What you will do:
Would you please output all the records exactly as given? Pictures should not appear in the copy.
——————
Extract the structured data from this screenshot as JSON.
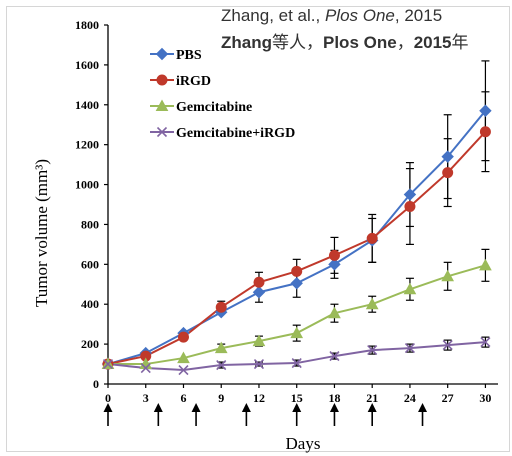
{
  "citation": {
    "line1_prefix": "Zhang, et al., ",
    "line1_journal": "Plos One",
    "line1_suffix": ", 2015",
    "line2_author": "Zhang",
    "line2_cn": "等人，",
    "line2_journal": "Plos One",
    "line2_sep": "，",
    "line2_year": "2015",
    "line2_end": "年"
  },
  "chart_data": {
    "type": "line",
    "title": "",
    "xlabel": "Days",
    "ylabel": "Tumor volume (mm³)",
    "x": [
      0,
      3,
      6,
      9,
      12,
      15,
      18,
      21,
      24,
      27,
      30
    ],
    "xticks": [
      "0",
      "3",
      "6",
      "9",
      "12",
      "15",
      "18",
      "21",
      "24",
      "27",
      "30"
    ],
    "xlim": [
      0,
      31
    ],
    "ylim": [
      0,
      1800
    ],
    "yticks": [
      "0",
      "200",
      "400",
      "600",
      "800",
      "1000",
      "1200",
      "1400",
      "1600",
      "1800"
    ],
    "grid": false,
    "legend_position": "top-left",
    "series": [
      {
        "name": "PBS",
        "color": "#4472c4",
        "marker": "diamond",
        "values": [
          100,
          155,
          255,
          360,
          460,
          505,
          600,
          720,
          950,
          1140,
          1370
        ],
        "errors": [
          0,
          0,
          0,
          0,
          50,
          70,
          70,
          110,
          160,
          210,
          250
        ]
      },
      {
        "name": "iRGD",
        "color": "#c0392b",
        "marker": "circle",
        "values": [
          100,
          140,
          235,
          385,
          510,
          565,
          645,
          730,
          890,
          1060,
          1265
        ],
        "errors": [
          0,
          0,
          0,
          30,
          50,
          60,
          90,
          120,
          190,
          170,
          200
        ]
      },
      {
        "name": "Gemcitabine",
        "color": "#9bbb59",
        "marker": "triangle",
        "values": [
          100,
          100,
          130,
          180,
          215,
          255,
          355,
          400,
          475,
          540,
          595
        ],
        "errors": [
          0,
          0,
          0,
          20,
          25,
          40,
          45,
          40,
          55,
          70,
          80
        ]
      },
      {
        "name": "Gemcitabine+iRGD",
        "color": "#8064a2",
        "marker": "x",
        "values": [
          100,
          80,
          70,
          95,
          100,
          105,
          140,
          170,
          180,
          195,
          210
        ],
        "errors": [
          0,
          0,
          0,
          15,
          10,
          15,
          15,
          20,
          20,
          25,
          25
        ]
      }
    ],
    "dose_arrows_x": [
      0,
      4,
      7,
      11,
      15,
      18,
      21,
      25
    ]
  }
}
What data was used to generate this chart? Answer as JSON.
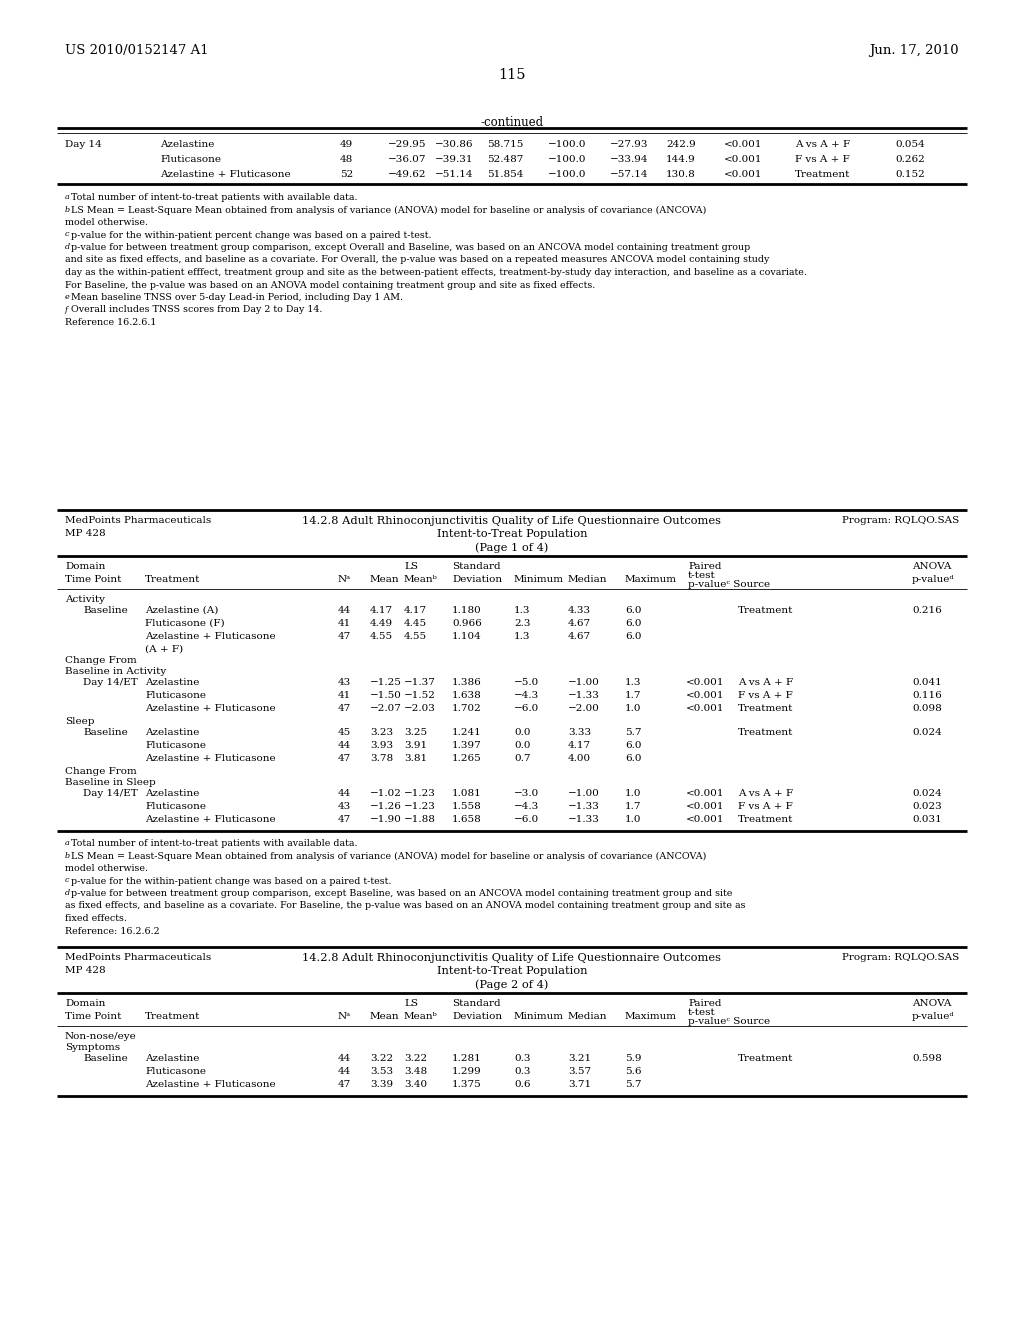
——————
Written response:
Extract the structured data from this screenshot as JSON.
{
  "citation": {
    "line1_prefix": "Zhang, et al., ",
    "line1_journal": "Plos One",
    "line1_suffix": ", 2015",
    "line2_author": "Zhang",
    "line2_cn": "等人，",
    "line2_journal": "Plos One",
    "line2_sep": "，",
    "line2_year": "2015",
    "line2_end": "年"
  },
  "chart_data": {
    "type": "line",
    "title": "",
    "xlabel": "Days",
    "ylabel": "Tumor volume (mm³)",
    "x": [
      0,
      3,
      6,
      9,
      12,
      15,
      18,
      21,
      24,
      27,
      30
    ],
    "xticks": [
      "0",
      "3",
      "6",
      "9",
      "12",
      "15",
      "18",
      "21",
      "24",
      "27",
      "30"
    ],
    "xlim": [
      0,
      31
    ],
    "ylim": [
      0,
      1800
    ],
    "yticks": [
      "0",
      "200",
      "400",
      "600",
      "800",
      "1000",
      "1200",
      "1400",
      "1600",
      "1800"
    ],
    "grid": false,
    "legend_position": "top-left",
    "series": [
      {
        "name": "PBS",
        "color": "#4472c4",
        "marker": "diamond",
        "values": [
          100,
          155,
          255,
          360,
          460,
          505,
          600,
          720,
          950,
          1140,
          1370
        ],
        "errors": [
          0,
          0,
          0,
          0,
          50,
          70,
          70,
          110,
          160,
          210,
          250
        ]
      },
      {
        "name": "iRGD",
        "color": "#c0392b",
        "marker": "circle",
        "values": [
          100,
          140,
          235,
          385,
          510,
          565,
          645,
          730,
          890,
          1060,
          1265
        ],
        "errors": [
          0,
          0,
          0,
          30,
          50,
          60,
          90,
          120,
          190,
          170,
          200
        ]
      },
      {
        "name": "Gemcitabine",
        "color": "#9bbb59",
        "marker": "triangle",
        "values": [
          100,
          100,
          130,
          180,
          215,
          255,
          355,
          400,
          475,
          540,
          595
        ],
        "errors": [
          0,
          0,
          0,
          20,
          25,
          40,
          45,
          40,
          55,
          70,
          80
        ]
      },
      {
        "name": "Gemcitabine+iRGD",
        "color": "#8064a2",
        "marker": "x",
        "values": [
          100,
          80,
          70,
          95,
          100,
          105,
          140,
          170,
          180,
          195,
          210
        ],
        "errors": [
          0,
          0,
          0,
          15,
          10,
          15,
          15,
          20,
          20,
          25,
          25
        ]
      }
    ],
    "dose_arrows_x": [
      0,
      4,
      7,
      11,
      15,
      18,
      21,
      25
    ]
  }
}
What data was used to generate this chart? Answer as JSON.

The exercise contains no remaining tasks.